*Directions*:
Each entry below is to be transcribed exactly.
-- start Dataset rows --
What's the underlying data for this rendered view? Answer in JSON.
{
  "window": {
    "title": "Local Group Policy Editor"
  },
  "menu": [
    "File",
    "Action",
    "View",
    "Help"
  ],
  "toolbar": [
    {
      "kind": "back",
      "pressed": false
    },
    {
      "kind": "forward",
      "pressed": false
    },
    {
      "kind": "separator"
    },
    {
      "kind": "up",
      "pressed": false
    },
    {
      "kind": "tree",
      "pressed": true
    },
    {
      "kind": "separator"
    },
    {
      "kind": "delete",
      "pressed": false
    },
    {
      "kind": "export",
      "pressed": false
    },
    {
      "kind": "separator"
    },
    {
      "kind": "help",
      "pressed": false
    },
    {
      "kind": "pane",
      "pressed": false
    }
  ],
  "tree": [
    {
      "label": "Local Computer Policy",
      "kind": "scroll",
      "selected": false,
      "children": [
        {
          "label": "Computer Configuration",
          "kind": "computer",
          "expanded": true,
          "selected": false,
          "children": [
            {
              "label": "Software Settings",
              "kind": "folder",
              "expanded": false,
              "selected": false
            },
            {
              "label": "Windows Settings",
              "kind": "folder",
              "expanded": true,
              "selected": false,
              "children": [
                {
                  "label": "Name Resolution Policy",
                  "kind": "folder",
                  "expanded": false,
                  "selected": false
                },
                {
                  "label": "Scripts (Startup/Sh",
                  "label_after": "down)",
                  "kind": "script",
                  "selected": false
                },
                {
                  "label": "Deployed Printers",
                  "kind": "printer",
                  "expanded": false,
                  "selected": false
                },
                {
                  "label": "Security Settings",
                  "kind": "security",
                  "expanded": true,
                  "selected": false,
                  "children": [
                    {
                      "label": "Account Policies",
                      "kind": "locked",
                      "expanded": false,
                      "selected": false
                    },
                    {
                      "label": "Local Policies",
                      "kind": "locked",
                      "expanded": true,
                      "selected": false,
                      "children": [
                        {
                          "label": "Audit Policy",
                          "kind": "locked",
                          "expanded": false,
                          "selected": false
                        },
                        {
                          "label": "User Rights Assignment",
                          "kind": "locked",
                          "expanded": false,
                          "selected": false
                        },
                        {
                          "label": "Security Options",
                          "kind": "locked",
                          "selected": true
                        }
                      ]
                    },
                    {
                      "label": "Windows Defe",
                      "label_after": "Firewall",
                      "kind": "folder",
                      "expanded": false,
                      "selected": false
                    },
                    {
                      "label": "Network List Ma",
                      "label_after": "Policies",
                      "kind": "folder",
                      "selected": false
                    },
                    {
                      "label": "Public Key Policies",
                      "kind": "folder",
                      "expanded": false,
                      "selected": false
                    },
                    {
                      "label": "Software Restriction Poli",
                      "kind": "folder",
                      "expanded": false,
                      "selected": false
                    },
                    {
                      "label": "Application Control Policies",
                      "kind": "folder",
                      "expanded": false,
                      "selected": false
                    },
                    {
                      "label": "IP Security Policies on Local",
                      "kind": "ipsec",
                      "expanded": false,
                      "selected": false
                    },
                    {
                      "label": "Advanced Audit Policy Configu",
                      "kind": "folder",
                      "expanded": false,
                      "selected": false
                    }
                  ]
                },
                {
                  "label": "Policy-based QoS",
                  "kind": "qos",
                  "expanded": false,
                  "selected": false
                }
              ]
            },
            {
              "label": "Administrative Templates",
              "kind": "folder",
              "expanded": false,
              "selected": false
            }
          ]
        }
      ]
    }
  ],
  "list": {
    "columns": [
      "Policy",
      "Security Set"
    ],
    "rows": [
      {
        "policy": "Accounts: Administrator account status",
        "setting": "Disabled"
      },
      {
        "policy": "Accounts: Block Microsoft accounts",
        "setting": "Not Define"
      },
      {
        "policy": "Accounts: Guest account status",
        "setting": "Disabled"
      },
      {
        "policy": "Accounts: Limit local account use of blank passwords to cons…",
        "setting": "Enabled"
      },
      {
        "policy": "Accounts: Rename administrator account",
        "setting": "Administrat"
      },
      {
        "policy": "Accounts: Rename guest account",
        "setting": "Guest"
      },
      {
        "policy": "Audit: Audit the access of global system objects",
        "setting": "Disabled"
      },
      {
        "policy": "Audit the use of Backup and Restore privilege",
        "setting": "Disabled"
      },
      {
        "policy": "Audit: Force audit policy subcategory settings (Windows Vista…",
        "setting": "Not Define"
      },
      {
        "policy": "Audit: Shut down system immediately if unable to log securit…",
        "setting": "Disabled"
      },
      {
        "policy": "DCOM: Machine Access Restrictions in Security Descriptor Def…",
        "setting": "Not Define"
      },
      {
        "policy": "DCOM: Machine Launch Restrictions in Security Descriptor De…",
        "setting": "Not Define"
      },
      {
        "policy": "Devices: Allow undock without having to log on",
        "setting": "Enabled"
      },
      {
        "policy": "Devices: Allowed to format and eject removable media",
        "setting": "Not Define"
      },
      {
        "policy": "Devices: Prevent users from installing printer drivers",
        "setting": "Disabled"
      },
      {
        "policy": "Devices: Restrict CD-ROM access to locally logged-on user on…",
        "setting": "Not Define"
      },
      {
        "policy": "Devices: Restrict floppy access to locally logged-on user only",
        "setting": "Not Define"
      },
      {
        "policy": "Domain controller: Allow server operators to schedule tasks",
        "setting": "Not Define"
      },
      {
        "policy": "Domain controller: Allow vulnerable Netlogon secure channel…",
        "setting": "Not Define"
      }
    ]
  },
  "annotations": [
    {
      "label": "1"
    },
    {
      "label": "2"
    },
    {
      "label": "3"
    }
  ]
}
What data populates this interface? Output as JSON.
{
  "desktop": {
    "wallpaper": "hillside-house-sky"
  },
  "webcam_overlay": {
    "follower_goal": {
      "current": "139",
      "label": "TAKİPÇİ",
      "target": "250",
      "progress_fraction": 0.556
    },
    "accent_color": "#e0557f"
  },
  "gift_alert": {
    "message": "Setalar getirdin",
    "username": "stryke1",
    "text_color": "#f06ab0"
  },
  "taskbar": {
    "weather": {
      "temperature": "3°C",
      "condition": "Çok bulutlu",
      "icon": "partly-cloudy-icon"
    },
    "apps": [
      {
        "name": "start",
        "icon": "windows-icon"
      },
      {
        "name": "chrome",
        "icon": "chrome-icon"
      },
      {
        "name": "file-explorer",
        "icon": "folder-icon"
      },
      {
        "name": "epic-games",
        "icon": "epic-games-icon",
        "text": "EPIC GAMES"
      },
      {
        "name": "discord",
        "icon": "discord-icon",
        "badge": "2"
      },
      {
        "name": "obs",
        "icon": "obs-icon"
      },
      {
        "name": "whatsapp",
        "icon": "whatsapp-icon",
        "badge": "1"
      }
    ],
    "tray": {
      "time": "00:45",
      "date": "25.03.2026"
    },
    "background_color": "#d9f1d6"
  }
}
-- end Dataset rows --
*Solved problem*:
What's the underlying data for this rendered view? Answer in JSON.
{
  "window": {
    "title": "Local Group Policy Editor"
  },
  "menu": [
    "File",
    "Action",
    "View",
    "Help"
  ],
  "toolbar": [
    {
      "kind": "back",
      "pressed": false
    },
    {
      "kind": "forward",
      "pressed": false
    },
    {
      "kind": "separator"
    },
    {
      "kind": "up",
      "pressed": false
    },
    {
      "kind": "tree",
      "pressed": true
    },
    {
      "kind": "separator"
    },
    {
      "kind": "delete",
      "pressed": false
    },
    {
      "kind": "export",
      "pressed": false
    },
    {
      "kind": "separator"
    },
    {
      "kind": "help",
      "pressed": false
    },
    {
      "kind": "pane",
      "pressed": false
    }
  ],
  "tree": [
    {
      "label": "Local Computer Policy",
      "kind": "scroll",
      "selected": false,
      "children": [
        {
          "label": "Computer Configuration",
          "kind": "computer",
          "expanded": true,
          "selected": false,
          "children": [
            {
              "label": "Software Settings",
              "kind": "folder",
              "expanded": false,
              "selected": false
            },
            {
              "label": "Windows Settings",
              "kind": "folder",
              "expanded": true,
              "selected": false,
              "children": [
                {
                  "label": "Name Resolution Policy",
                  "kind": "folder",
                  "expanded": false,
                  "selected": false
                },
                {
                  "label": "Scripts (Startup/Sh",
                  "label_after": "down)",
                  "kind": "script",
                  "selected": false
                },
                {
                  "label": "Deployed Printers",
                  "kind": "printer",
                  "expanded": false,
                  "selected": false
                },
                {
                  "label": "Security Settings",
                  "kind": "security",
                  "expanded": true,
                  "selected": false,
                  "children": [
                    {
                      "label": "Account Policies",
                      "kind": "locked",
                      "expanded": false,
                      "selected": false
                    },
                    {
                      "label": "Local Policies",
                      "kind": "locked",
                      "expanded": true,
                      "selected": false,
                      "children": [
                        {
                          "label": "Audit Policy",
                          "kind": "locked",
                          "expanded": false,
                          "selected": false
                        },
                        {
                          "label": "User Rights Assignment",
                          "kind": "locked",
                          "expanded": false,
                          "selected": false
                        },
                        {
                          "label": "Security Options",
                          "kind": "locked",
                          "selected": true
                        }
                      ]
                    },
                    {
                      "label": "Windows Defe",
                      "label_after": "Firewall",
                      "kind": "folder",
                      "expanded": false,
                      "selected": false
                    },
                    {
                      "label": "Network List Ma",
                      "label_after": "Policies",
                      "kind": "folder",
                      "selected": false
                    },
                    {
                      "label": "Public Key Policies",
                      "kind": "folder",
                      "expanded": false,
                      "selected": false
                    },
                    {
                      "label": "Software Restriction Poli",
                      "kind": "folder",
                      "expanded": false,
                      "selected": false
                    },
                    {
                      "label": "Application Control Policies",
                      "kind": "folder",
                      "expanded": false,
                      "selected": false
                    },
                    {
                      "label": "IP Security Policies on Local",
                      "kind": "ipsec",
                      "expanded": false,
                      "selected": false
                    },
                    {
                      "label": "Advanced Audit Policy Configu",
                      "kind": "folder",
                      "expanded": false,
                      "selected": false
                    }
                  ]
                },
                {
                  "label": "Policy-based QoS",
                  "kind": "qos",
                  "expanded": false,
                  "selected": false
                }
              ]
            },
            {
              "label": "Administrative Templates",
              "kind": "folder",
              "expanded": false,
              "selected": false
            }
          ]
        }
      ]
    }
  ],
  "list": {
    "columns": [
      "Policy",
      "Security Set"
    ],
    "rows": [
      {
        "policy": "Accounts: Administrator account status",
        "setting": "Disabled"
      },
      {
        "policy": "Accounts: Block Microsoft accounts",
        "setting": "Not Define"
      },
      {
        "policy": "Accounts: Guest account status",
        "setting": "Disabled"
      },
      {
        "policy": "Accounts: Limit local account use of blank passwords to cons…",
        "setting": "Enabled"
      },
      {
        "policy": "Accounts: Rename administrator account",
        "setting": "Administrat"
      },
      {
        "policy": "Accounts: Rename guest account",
        "setting": "Guest"
      },
      {
        "policy": "Audit: Audit the access of global system objects",
        "setting": "Disabled"
      },
      {
        "policy": "Audit the use of Backup and Restore privilege",
        "setting": "Disabled"
      },
      {
        "policy": "Audit: Force audit policy subcategory settings (Windows Vista…",
        "setting": "Not Define"
      },
      {
        "policy": "Audit: Shut down system immediately if unable to log securit…",
        "setting": "Disabled"
      },
      {
        "policy": "DCOM: Machine Access Restrictions in Security Descriptor Def…",
        "setting": "Not Define"
      },
      {
        "policy": "DCOM: Machine Launch Restrictions in Security Descriptor De…",
        "setting": "Not Define"
      },
      {
        "policy": "Devices: Allow undock without having to log on",
        "setting": "Enabled"
      },
      {
        "policy": "Devices: Allowed to format and eject removable media",
        "setting": "Not Define"
      },
      {
        "policy": "Devices: Prevent users from installing printer drivers",
        "setting": "Disabled"
      },
      {
        "policy": "Devices: Restrict CD-ROM access to locally logged-on user on…",
        "setting": "Not Define"
      },
      {
        "policy": "Devices: Restrict floppy access to locally logged-on user only",
        "setting": "Not Define"
      },
      {
        "policy": "Domain controller: Allow server operators to schedule tasks",
        "setting": "Not Define"
      },
      {
        "policy": "Domain controller: Allow vulnerable Netlogon secure channel…",
        "setting": "Not Define"
      }
    ]
  },
  "annotations": [
    {
      "label": "1"
    },
    {
      "label": "2"
    },
    {
      "label": "3"
    }
  ]
}
What data populates this interface? Output as JSON.
{
  "desktop": {
    "wallpaper": "hillside-house-sky"
  },
  "webcam_overlay": {
    "follower_goal": {
      "current": "139",
      "label": "TAKİPÇİ",
      "target": "250",
      "progress_fraction": 0.556
    },
    "accent_color": "#e0557f"
  },
  "gift_alert": {
    "message": "Setalar getirdin",
    "username": "stryke1",
    "text_color": "#f06ab0"
  },
  "taskbar": {
    "weather": {
      "temperature": "3°C",
      "condition": "Çok bulutlu",
      "icon": "partly-cloudy-icon"
    },
    "apps": [
      {
        "name": "start",
        "icon": "windows-icon"
      },
      {
        "name": "chrome",
        "icon": "chrome-icon"
      },
      {
        "name": "file-explorer",
        "icon": "folder-icon"
      },
      {
        "name": "epic-games",
        "icon": "epic-games-icon",
        "text": "EPIC GAMES"
      },
      {
        "name": "discord",
        "icon": "discord-icon",
        "badge": "2"
      },
      {
        "name": "obs",
        "icon": "obs-icon"
      },
      {
        "name": "whatsapp",
        "icon": "whatsapp-icon",
        "badge": "1"
      }
    ],
    "tray": {
      "time": "00:45",
      "date": "25.03.2026"
    },
    "background_color": "#d9f1d6"
  }
}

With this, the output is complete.